Exclude the pictures and reproduce the remaining data exactly as written.

──────── STORED ROWS ────────

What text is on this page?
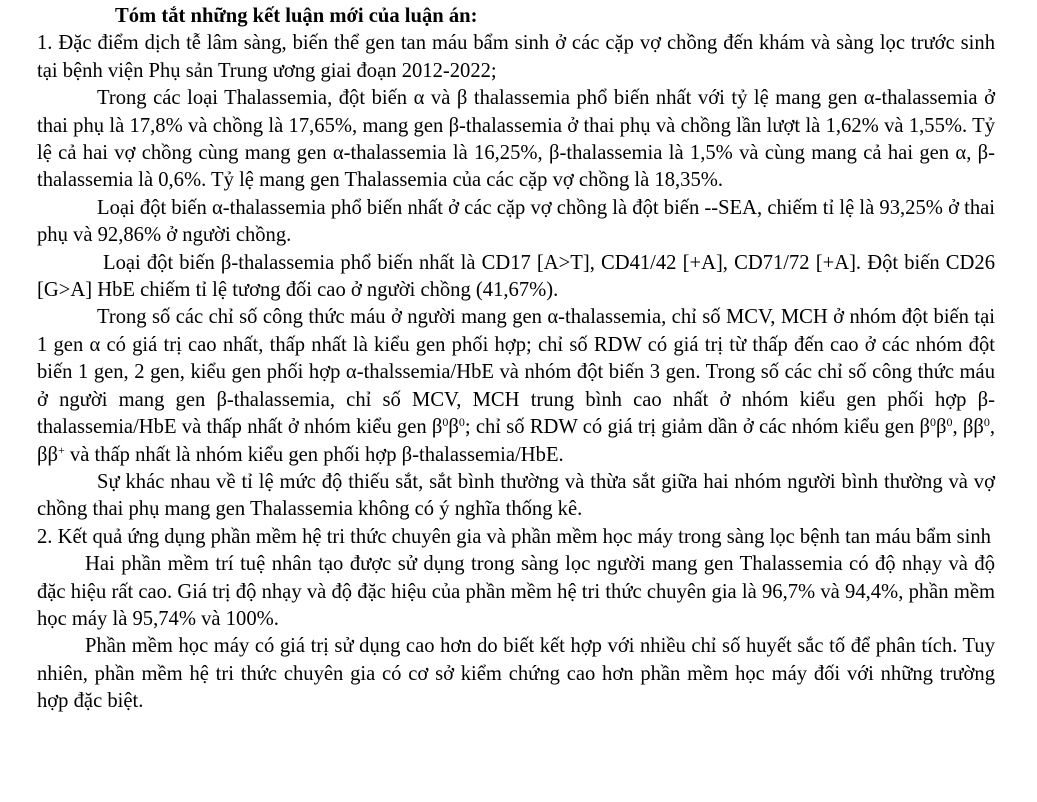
Tóm tắt những kết luận mới của luận án:

1. Đặc điểm dịch tễ lâm sàng, biến thể gen tan máu bẩm sinh ở các cặp vợ chồng đến khám và sàng lọc trước sinh tại bệnh viện Phụ sản Trung ương giai đoạn 2012-2022;

Trong các loại Thalassemia, đột biến α và β thalassemia phổ biến nhất với tỷ lệ mang gen α-thalassemia ở thai phụ là 17,8% và chồng là 17,65%, mang gen β-thalassemia ở thai phụ và chồng lần lượt là 1,62% và 1,55%. Tỷ lệ cả hai vợ chồng cùng mang gen α-thalassemia là 16,25%, β-thalassemia là 1,5% và cùng mang cả hai gen α, β-thalassemia là 0,6%. Tỷ lệ mang gen Thalassemia của các cặp vợ chồng là 18,35%.

Loại đột biến α-thalassemia phổ biến nhất ở các cặp vợ chồng là đột biến --SEA, chiếm tỉ lệ là 93,25% ở thai phụ và 92,86% ở người chồng.

Loại đột biến β-thalassemia phổ biến nhất là CD17 [A>T], CD41/42 [+A], CD71/72 [+A]. Đột biến CD26 [G>A] HbE chiếm tỉ lệ tương đối cao ở người chồng (41,67%).

Trong số các chỉ số công thức máu ở người mang gen α-thalassemia, chỉ số MCV, MCH ở nhóm đột biến tại 1 gen α có giá trị cao nhất, thấp nhất là kiểu gen phối hợp; chỉ số RDW có giá trị từ thấp đến cao ở các nhóm đột biến 1 gen, 2 gen, kiểu gen phối hợp α-thalssemia/HbE và nhóm đột biến 3 gen. Trong số các chỉ số công thức máu ở người mang gen β-thalassemia, chỉ số MCV, MCH trung bình cao nhất ở nhóm kiểu gen phối hợp β-thalassemia/HbE và thấp nhất ở nhóm kiểu gen $\beta^0\beta^0$; chỉ số RDW có giá trị giảm dần ở các nhóm kiểu gen $\beta^0\beta^0$, $\beta\beta^0$, ββ+ và thấp nhất là nhóm kiểu gen phối hợp β-thalassemia/HbE.

Sự khác nhau về tỉ lệ mức độ thiếu sắt, sắt bình thường và thừa sắt giữa hai nhóm người bình thường và vợ chồng thai phụ mang gen Thalassemia không có ý nghĩa thống kê.

2. Kết quả ứng dụng phần mềm hệ tri thức chuyên gia và phần mềm học máy trong sàng lọc bệnh tan máu bẩm sinh

Hai phần mềm trí tuệ nhân tạo được sử dụng trong sàng lọc người mang gen Thalassemia có độ nhạy và độ đặc hiệu rất cao. Giá trị độ nhạy và độ đặc hiệu của phần mềm hệ tri thức chuyên gia là 96,7% và 94,4%, phần mềm học máy là 95,74% và 100%.

Phần mềm học máy có giá trị sử dụng cao hơn do biết kết hợp với nhiều chỉ số huyết sắc tố để phân tích. Tuy nhiên, phần mềm hệ tri thức chuyên gia có cơ sở kiểm chứng cao hơn phần mềm học máy đối với những trường hợp đặc biệt.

────────

**ANSWER FOR THE TASK:**
What text is on this page?
Tóm tắt những kết luận mới của luận án:

1. Đặc điểm dịch tễ lâm sàng, biến thể gen tan máu bẩm sinh ở các cặp vợ chồng đến khám và sàng lọc trước sinh tại bệnh viện Phụ sản Trung ương giai đoạn 2012-2022;

Trong các loại Thalassemia, đột biến α và β thalassemia phổ biến nhất với tỷ lệ mang gen α-thalassemia ở thai phụ là 17,8% và chồng là 17,65%, mang gen β-thalassemia ở thai phụ và chồng lần lượt là 1,62% và 1,55%. Tỷ lệ cả hai vợ chồng cùng mang gen α-thalassemia là 16,25%, β-thalassemia là 1,5% và cùng mang cả hai gen α, β-thalassemia là 0,6%. Tỷ lệ mang gen Thalassemia của các cặp vợ chồng là 18,35%.

Loại đột biến α-thalassemia phổ biến nhất ở các cặp vợ chồng là đột biến --SEA, chiếm tỉ lệ là 93,25% ở thai phụ và 92,86% ở người chồng.

Loại đột biến β-thalassemia phổ biến nhất là CD17 [A>T], CD41/42 [+A], CD71/72 [+A]. Đột biến CD26 [G>A] HbE chiếm tỉ lệ tương đối cao ở người chồng (41,67%).

Trong số các chỉ số công thức máu ở người mang gen α-thalassemia, chỉ số MCV, MCH ở nhóm đột biến tại 1 gen α có giá trị cao nhất, thấp nhất là kiểu gen phối hợp; chỉ số RDW có giá trị từ thấp đến cao ở các nhóm đột biến 1 gen, 2 gen, kiểu gen phối hợp α-thalssemia/HbE và nhóm đột biến 3 gen. Trong số các chỉ số công thức máu ở người mang gen β-thalassemia, chỉ số MCV, MCH trung bình cao nhất ở nhóm kiểu gen phối hợp β-thalassemia/HbE và thấp nhất ở nhóm kiểu gen $\beta^0\beta^0$; chỉ số RDW có giá trị giảm dần ở các nhóm kiểu gen $\beta^0\beta^0$, $\beta\beta^0$, ββ+ và thấp nhất là nhóm kiểu gen phối hợp β-thalassemia/HbE.

Sự khác nhau về tỉ lệ mức độ thiếu sắt, sắt bình thường và thừa sắt giữa hai nhóm người bình thường và vợ chồng thai phụ mang gen Thalassemia không có ý nghĩa thống kê.

2. Kết quả ứng dụng phần mềm hệ tri thức chuyên gia và phần mềm học máy trong sàng lọc bệnh tan máu bẩm sinh

Hai phần mềm trí tuệ nhân tạo được sử dụng trong sàng lọc người mang gen Thalassemia có độ nhạy và độ đặc hiệu rất cao. Giá trị độ nhạy và độ đặc hiệu của phần mềm hệ tri thức chuyên gia là 96,7% và 94,4%, phần mềm học máy là 95,74% và 100%.

Phần mềm học máy có giá trị sử dụng cao hơn do biết kết hợp với nhiều chỉ số huyết sắc tố để phân tích. Tuy nhiên, phần mềm hệ tri thức chuyên gia có cơ sở kiểm chứng cao hơn phần mềm học máy đối với những trường hợp đặc biệt.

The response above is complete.